What you should do ▸ Write out every single entry exactly.

Raw data ▸
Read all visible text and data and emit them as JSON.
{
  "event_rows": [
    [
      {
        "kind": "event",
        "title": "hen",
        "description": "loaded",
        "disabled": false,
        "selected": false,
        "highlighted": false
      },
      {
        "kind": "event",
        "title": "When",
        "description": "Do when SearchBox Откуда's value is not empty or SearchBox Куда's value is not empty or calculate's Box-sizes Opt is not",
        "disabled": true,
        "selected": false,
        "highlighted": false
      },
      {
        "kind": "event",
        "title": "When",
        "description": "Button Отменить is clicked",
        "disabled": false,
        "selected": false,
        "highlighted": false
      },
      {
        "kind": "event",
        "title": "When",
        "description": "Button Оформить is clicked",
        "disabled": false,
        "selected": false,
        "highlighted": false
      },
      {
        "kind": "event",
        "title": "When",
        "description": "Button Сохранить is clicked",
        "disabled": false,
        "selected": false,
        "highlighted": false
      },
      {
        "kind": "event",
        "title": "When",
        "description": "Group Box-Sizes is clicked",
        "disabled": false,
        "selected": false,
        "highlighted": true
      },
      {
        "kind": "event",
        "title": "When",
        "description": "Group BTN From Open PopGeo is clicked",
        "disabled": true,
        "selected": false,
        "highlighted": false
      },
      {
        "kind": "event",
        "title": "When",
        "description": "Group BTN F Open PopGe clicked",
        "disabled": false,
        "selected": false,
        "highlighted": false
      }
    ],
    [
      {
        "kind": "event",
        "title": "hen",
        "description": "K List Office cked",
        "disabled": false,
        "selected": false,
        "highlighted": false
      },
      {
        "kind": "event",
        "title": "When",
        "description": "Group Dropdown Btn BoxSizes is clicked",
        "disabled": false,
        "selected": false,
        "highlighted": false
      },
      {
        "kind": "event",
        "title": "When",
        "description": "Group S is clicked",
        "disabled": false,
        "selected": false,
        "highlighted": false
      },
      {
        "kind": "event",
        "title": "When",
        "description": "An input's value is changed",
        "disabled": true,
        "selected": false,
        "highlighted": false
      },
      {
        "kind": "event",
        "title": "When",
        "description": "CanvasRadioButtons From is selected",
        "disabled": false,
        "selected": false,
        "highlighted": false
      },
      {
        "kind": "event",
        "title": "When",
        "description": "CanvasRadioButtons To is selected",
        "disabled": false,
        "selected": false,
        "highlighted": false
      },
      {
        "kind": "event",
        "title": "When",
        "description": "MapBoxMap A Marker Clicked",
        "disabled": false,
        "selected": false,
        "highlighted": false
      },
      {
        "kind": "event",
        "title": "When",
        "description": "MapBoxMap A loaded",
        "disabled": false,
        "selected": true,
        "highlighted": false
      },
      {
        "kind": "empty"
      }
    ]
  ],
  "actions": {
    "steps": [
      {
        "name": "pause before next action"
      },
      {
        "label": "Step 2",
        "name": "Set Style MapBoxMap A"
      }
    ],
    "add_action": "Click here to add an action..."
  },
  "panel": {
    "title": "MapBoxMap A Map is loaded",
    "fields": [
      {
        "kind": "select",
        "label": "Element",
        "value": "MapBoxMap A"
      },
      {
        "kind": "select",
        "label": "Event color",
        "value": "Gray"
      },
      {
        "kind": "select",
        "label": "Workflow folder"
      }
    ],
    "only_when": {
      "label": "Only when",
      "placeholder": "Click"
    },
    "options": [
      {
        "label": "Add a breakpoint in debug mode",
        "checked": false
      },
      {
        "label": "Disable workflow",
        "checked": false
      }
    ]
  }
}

Answer to the problem ▸
Read all visible text and data and emit them as JSON.
{
  "event_rows": [
    [
      {
        "kind": "event",
        "title": "hen",
        "description": "loaded",
        "disabled": false,
        "selected": false,
        "highlighted": false
      },
      {
        "kind": "event",
        "title": "When",
        "description": "Do when SearchBox Откуда's value is not empty or SearchBox Куда's value is not empty or calculate's Box-sizes Opt is not",
        "disabled": true,
        "selected": false,
        "highlighted": false
      },
      {
        "kind": "event",
        "title": "When",
        "description": "Button Отменить is clicked",
        "disabled": false,
        "selected": false,
        "highlighted": false
      },
      {
        "kind": "event",
        "title": "When",
        "description": "Button Оформить is clicked",
        "disabled": false,
        "selected": false,
        "highlighted": false
      },
      {
        "kind": "event",
        "title": "When",
        "description": "Button Сохранить is clicked",
        "disabled": false,
        "selected": false,
        "highlighted": false
      },
      {
        "kind": "event",
        "title": "When",
        "description": "Group Box-Sizes is clicked",
        "disabled": false,
        "selected": false,
        "highlighted": true
      },
      {
        "kind": "event",
        "title": "When",
        "description": "Group BTN From Open PopGeo is clicked",
        "disabled": true,
        "selected": false,
        "highlighted": false
      },
      {
        "kind": "event",
        "title": "When",
        "description": "Group BTN F Open PopGe clicked",
        "disabled": false,
        "selected": false,
        "highlighted": false
      }
    ],
    [
      {
        "kind": "event",
        "title": "hen",
        "description": "K List Office cked",
        "disabled": false,
        "selected": false,
        "highlighted": false
      },
      {
        "kind": "event",
        "title": "When",
        "description": "Group Dropdown Btn BoxSizes is clicked",
        "disabled": false,
        "selected": false,
        "highlighted": false
      },
      {
        "kind": "event",
        "title": "When",
        "description": "Group S is clicked",
        "disabled": false,
        "selected": false,
        "highlighted": false
      },
      {
        "kind": "event",
        "title": "When",
        "description": "An input's value is changed",
        "disabled": true,
        "selected": false,
        "highlighted": false
      },
      {
        "kind": "event",
        "title": "When",
        "description": "CanvasRadioButtons From is selected",
        "disabled": false,
        "selected": false,
        "highlighted": false
      },
      {
        "kind": "event",
        "title": "When",
        "description": "CanvasRadioButtons To is selected",
        "disabled": false,
        "selected": false,
        "highlighted": false
      },
      {
        "kind": "event",
        "title": "When",
        "description": "MapBoxMap A Marker Clicked",
        "disabled": false,
        "selected": false,
        "highlighted": false
      },
      {
        "kind": "event",
        "title": "When",
        "description": "MapBoxMap A loaded",
        "disabled": false,
        "selected": true,
        "highlighted": false
      },
      {
        "kind": "empty"
      }
    ]
  ],
  "actions": {
    "steps": [
      {
        "name": "pause before next action"
      },
      {
        "label": "Step 2",
        "name": "Set Style MapBoxMap A"
      }
    ],
    "add_action": "Click here to add an action..."
  },
  "panel": {
    "title": "MapBoxMap A Map is loaded",
    "fields": [
      {
        "kind": "select",
        "label": "Element",
        "value": "MapBoxMap A"
      },
      {
        "kind": "select",
        "label": "Event color",
        "value": "Gray"
      },
      {
        "kind": "select",
        "label": "Workflow folder"
      }
    ],
    "only_when": {
      "label": "Only when",
      "placeholder": "Click"
    },
    "options": [
      {
        "label": "Add a breakpoint in debug mode",
        "checked": false
      },
      {
        "label": "Disable workflow",
        "checked": false
      }
    ]
  }
}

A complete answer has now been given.